▶ RECORDS FOR PROCESSING

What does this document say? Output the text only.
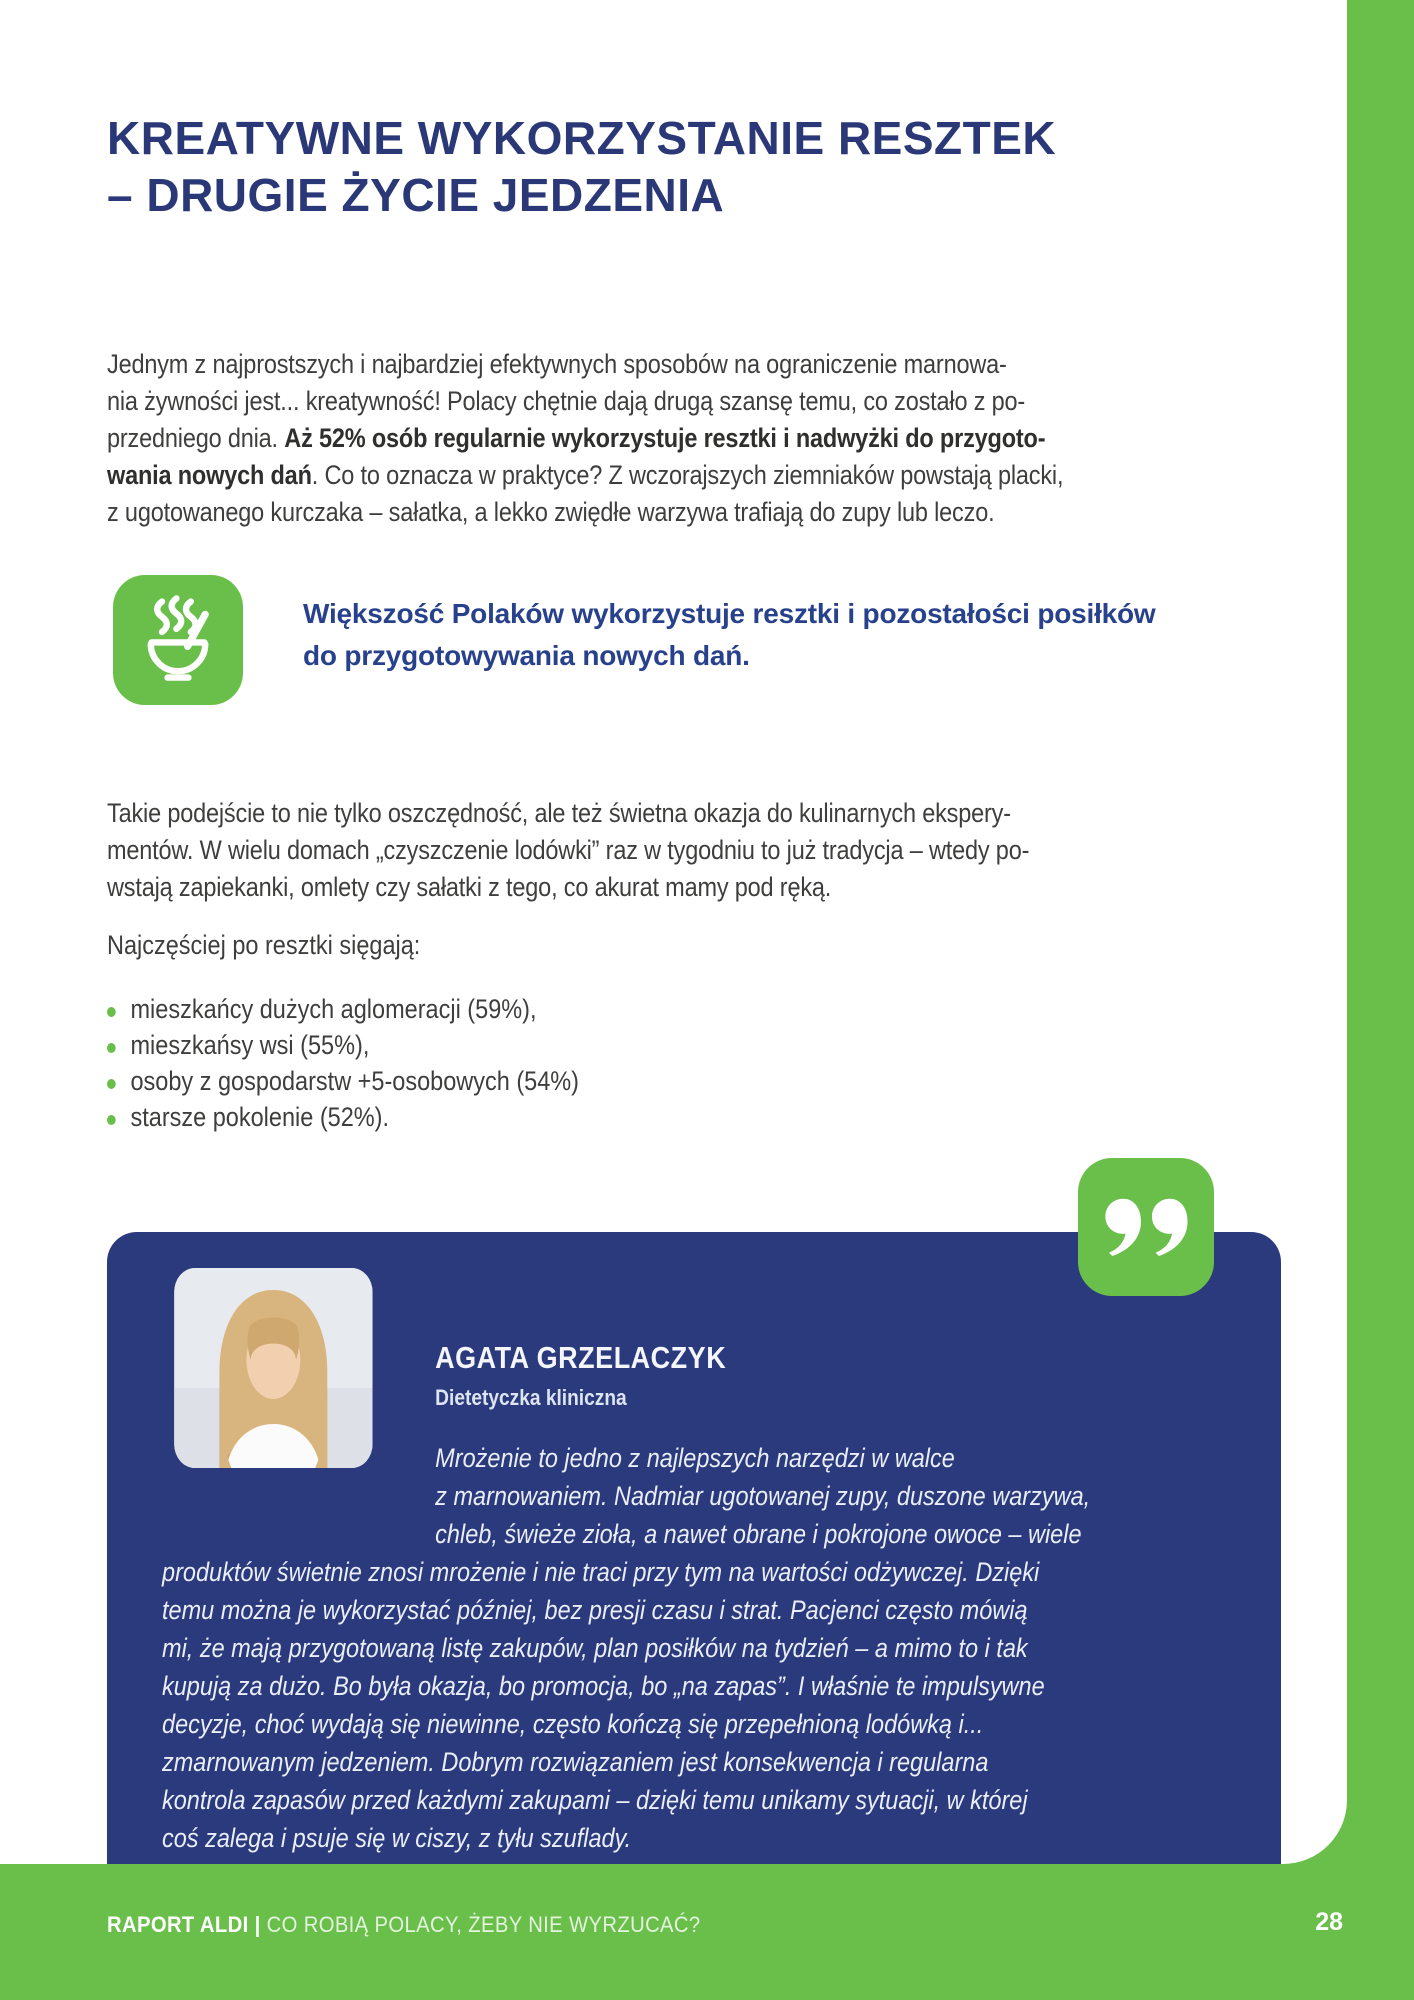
KREATYWNE WYKORZYSTANIE RESZTEK
– DRUGIE ŻYCIE JEDZENIA
Jednym z najprostszych i najbardziej efektywnych sposobów na ograniczenie marnowa-
nia żywności jest... kreatywność! Polacy chętnie dają drugą szansę temu, co zostało z po-
przedniego dnia. Aż 52% osób regularnie wykorzystuje resztki i nadwyżki do przygoto-
wania nowych dań. Co to oznacza w praktyce? Z wczorajszych ziemniaków powstają placki,
z ugotowanego kurczaka – sałatka, a lekko zwiędłe warzywa trafiają do zupy lub leczo.
Większość Polaków wykorzystuje resztki i pozostałości posiłków
do przygotowywania nowych dań.
Takie podejście to nie tylko oszczędność, ale też świetna okazja do kulinarnych ekspery-
mentów. W wielu domach „czyszczenie lodówki” raz w tygodniu to już tradycja – wtedy po-
wstają zapiekanki, omlety czy sałatki z tego, co akurat mamy pod ręką.
Najczęściej po resztki sięgają:
mieszkańcy dużych aglomeracji (59%),
mieszkańsy wsi (55%),
osoby z gospodarstw +5-osobowych (54%)
starsze pokolenie (52%).
AGATA GRZELACZYK
Dietetyczka kliniczna
Mrożenie to jedno z najlepszych narzędzi w walce
z marnowaniem. Nadmiar ugotowanej zupy, duszone warzywa,
chleb, świeże zioła, a nawet obrane i pokrojone owoce – wiele
produktów świetnie znosi mrożenie i nie traci przy tym na wartości odżywczej. Dzięki
temu można je wykorzystać później, bez presji czasu i strat. Pacjenci często mówią
mi, że mają przygotowaną listę zakupów, plan posiłków na tydzień – a mimo to i tak
kupują za dużo. Bo była okazja, bo promocja, bo „na zapas”. I właśnie te impulsywne
decyzje, choć wydają się niewinne, często kończą się przepełnioną lodówką i...
zmarnowanym jedzeniem. Dobrym rozwiązaniem jest konsekwencja i regularna
kontrola zapasów przed każdymi zakupami – dzięki temu unikamy sytuacji, w której
coś zalega i psuje się w ciszy, z tyłu szuflady.
RAPORT ALDI | CO ROBIĄ POLACY, ŻEBY NIE WYRZUCAĆ?	28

▶ WRITTEN INSTRUCTION
Look for the word "zupy" in every line of the listing and copy the lines that have it.

▶ REPLY TO THE TASK
z ugotowanego kurczaka – sałatka, a lekko zwiędłe warzywa trafiają do zupy lub leczo.
z marnowaniem. Nadmiar ugotowanej zupy, duszone warzywa,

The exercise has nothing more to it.